Aim: Write out the listing below in full and exactly, leaving out every picture.

== Provided information ==

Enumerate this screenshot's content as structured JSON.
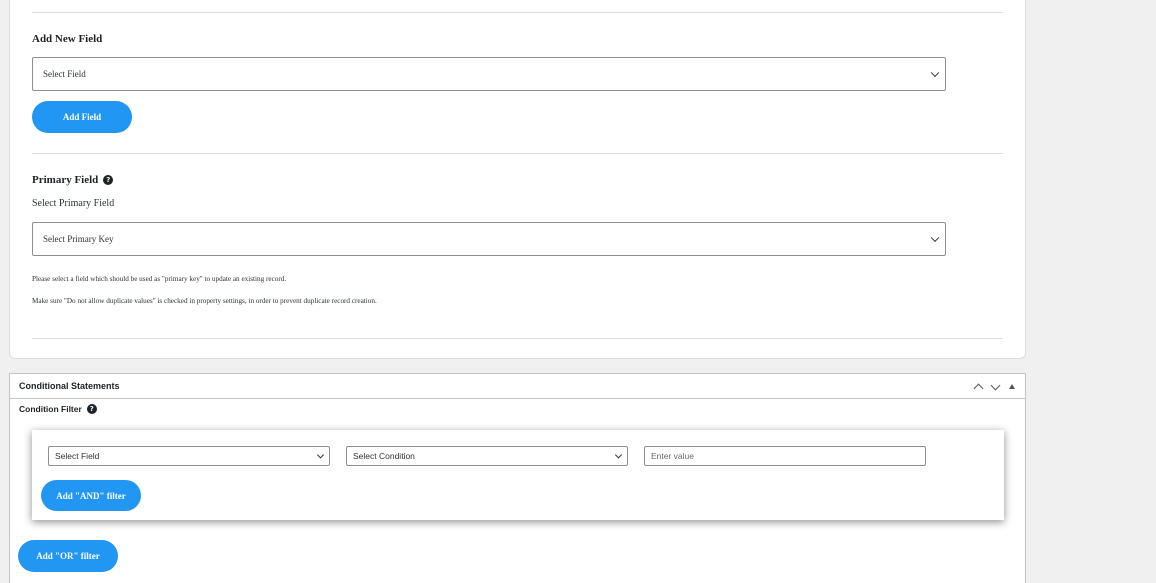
{
  "add_new_field": {
    "title": "Add New Field",
    "select_value": "Select Field",
    "button_label": "Add Field"
  },
  "primary_field": {
    "title": "Primary Field",
    "sublabel": "Select Primary Field",
    "select_value": "Select Primary Key",
    "note1": "Please select a field which should be used as \"primary key\" to update an existing record.",
    "note2": "Make sure \"Do not allow duplicate values\" is checked in property settings, in order to prevent duplicate record creation."
  },
  "conditional": {
    "title": "Conditional Statements",
    "filter_title": "Condition Filter",
    "field_select": "Select Field",
    "condition_select": "Select Condition",
    "value_placeholder": "Enter value",
    "and_button": "Add \"AND\" filter",
    "or_button": "Add \"OR\" filter"
  },
  "colors": {
    "accent": "#2196f3",
    "border": "#dcdcde"
  }
}
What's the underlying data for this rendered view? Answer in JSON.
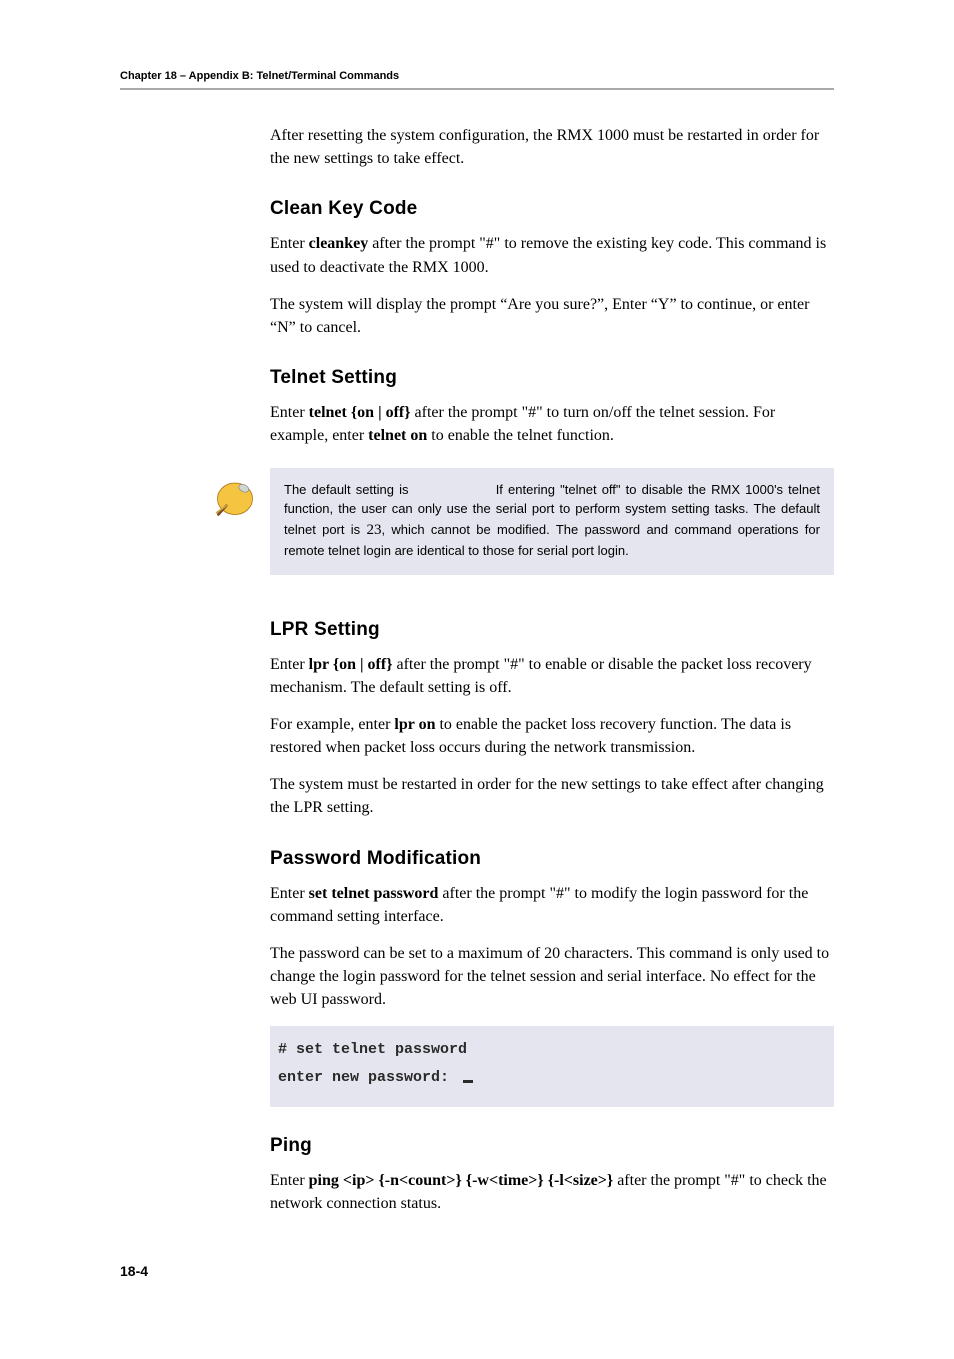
{
  "header": {
    "running_head": "Chapter 18 – Appendix B: Telnet/Terminal Commands"
  },
  "intro": {
    "p1": "After resetting the system configuration, the RMX 1000 must be restarted in order for the new settings to take effect."
  },
  "clean_key": {
    "heading": "Clean Key Code",
    "p1_a": "Enter ",
    "p1_cmd": "cleankey",
    "p1_b": " after the prompt \"#\" to remove the existing key code. This command is used to deactivate the RMX 1000.",
    "p2": "The system will display the prompt “Are you sure?”, Enter “Y” to continue, or enter “N” to cancel."
  },
  "telnet": {
    "heading": "Telnet Setting",
    "p1_a": "Enter ",
    "p1_cmd": "telnet {on | off}",
    "p1_b": " after the prompt \"#\" to turn on/off the telnet session. For example, enter ",
    "p1_cmd2": "telnet on",
    "p1_c": " to enable the telnet function.",
    "note_a": "The default setting is",
    "note_b": "If entering \"telnet off\" to disable the RMX 1000's telnet function, the user can only use the serial port to perform system setting tasks. The default telnet port is ",
    "note_port": "23",
    "note_c": ", which cannot be modified. The password and command operations for remote telnet login are identical to those for serial port login."
  },
  "lpr": {
    "heading": "LPR Setting",
    "p1_a": "Enter ",
    "p1_cmd": "lpr {on | off}",
    "p1_b": " after the prompt \"#\" to enable or disable the packet loss recovery mechanism. The default setting is off.",
    "p2_a": "For example, enter ",
    "p2_cmd": "lpr on",
    "p2_b": " to enable the packet loss recovery function. The data is restored when packet loss occurs during the network transmission.",
    "p3": "The system must be restarted in order for the new settings to take effect after changing the LPR setting."
  },
  "password": {
    "heading": "Password Modification",
    "p1_a": "Enter ",
    "p1_cmd": "set telnet password",
    "p1_b": " after the prompt \"#\" to modify the login password for the command setting interface.",
    "p2": "The password can be set to a maximum of 20 characters. This command is only used to change the login password for the telnet session and serial interface. No effect for the web UI password.",
    "term_line1": "# set telnet password",
    "term_line2": "enter new password:"
  },
  "ping": {
    "heading": "Ping",
    "p1_a": "Enter ",
    "p1_cmd": "ping <ip> {-n<count>} {-w<time>} {-l<size>}",
    "p1_b": " after the prompt \"#\" to check the network connection status."
  },
  "footer": {
    "page_num": "18-4"
  }
}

===

Response to this task:
Enumerate this screenshot's content as structured JSON.
{
  "add_new_field": {
    "title": "Add New Field",
    "select_value": "Select Field",
    "button_label": "Add Field"
  },
  "primary_field": {
    "title": "Primary Field",
    "sublabel": "Select Primary Field",
    "select_value": "Select Primary Key",
    "note1": "Please select a field which should be used as \"primary key\" to update an existing record.",
    "note2": "Make sure \"Do not allow duplicate values\" is checked in property settings, in order to prevent duplicate record creation."
  },
  "conditional": {
    "title": "Conditional Statements",
    "filter_title": "Condition Filter",
    "field_select": "Select Field",
    "condition_select": "Select Condition",
    "value_placeholder": "Enter value",
    "and_button": "Add \"AND\" filter",
    "or_button": "Add \"OR\" filter"
  },
  "colors": {
    "accent": "#2196f3",
    "border": "#dcdcde"
  }
}
What's the underlying data for this rendered view? Answer in JSON.
{
  "header": {
    "running_head": "Chapter 18 – Appendix B: Telnet/Terminal Commands"
  },
  "intro": {
    "p1": "After resetting the system configuration, the RMX 1000 must be restarted in order for the new settings to take effect."
  },
  "clean_key": {
    "heading": "Clean Key Code",
    "p1_a": "Enter ",
    "p1_cmd": "cleankey",
    "p1_b": " after the prompt \"#\" to remove the existing key code. This command is used to deactivate the RMX 1000.",
    "p2": "The system will display the prompt “Are you sure?”, Enter “Y” to continue, or enter “N” to cancel."
  },
  "telnet": {
    "heading": "Telnet Setting",
    "p1_a": "Enter ",
    "p1_cmd": "telnet {on | off}",
    "p1_b": " after the prompt \"#\" to turn on/off the telnet session. For example, enter ",
    "p1_cmd2": "telnet on",
    "p1_c": " to enable the telnet function.",
    "note_a": "The default setting is",
    "note_b": "If entering \"telnet off\" to disable the RMX 1000's telnet function, the user can only use the serial port to perform system setting tasks. The default telnet port is ",
    "note_port": "23",
    "note_c": ", which cannot be modified. The password and command operations for remote telnet login are identical to those for serial port login."
  },
  "lpr": {
    "heading": "LPR Setting",
    "p1_a": "Enter ",
    "p1_cmd": "lpr {on | off}",
    "p1_b": " after the prompt \"#\" to enable or disable the packet loss recovery mechanism. The default setting is off.",
    "p2_a": "For example, enter ",
    "p2_cmd": "lpr on",
    "p2_b": " to enable the packet loss recovery function. The data is restored when packet loss occurs during the network transmission.",
    "p3": "The system must be restarted in order for the new settings to take effect after changing the LPR setting."
  },
  "password": {
    "heading": "Password Modification",
    "p1_a": "Enter ",
    "p1_cmd": "set telnet password",
    "p1_b": " after the prompt \"#\" to modify the login password for the command setting interface.",
    "p2": "The password can be set to a maximum of 20 characters. This command is only used to change the login password for the telnet session and serial interface. No effect for the web UI password.",
    "term_line1": "# set telnet password",
    "term_line2": "enter new password:"
  },
  "ping": {
    "heading": "Ping",
    "p1_a": "Enter ",
    "p1_cmd": "ping <ip> {-n<count>} {-w<time>} {-l<size>}",
    "p1_b": " after the prompt \"#\" to check the network connection status."
  },
  "footer": {
    "page_num": "18-4"
  }
}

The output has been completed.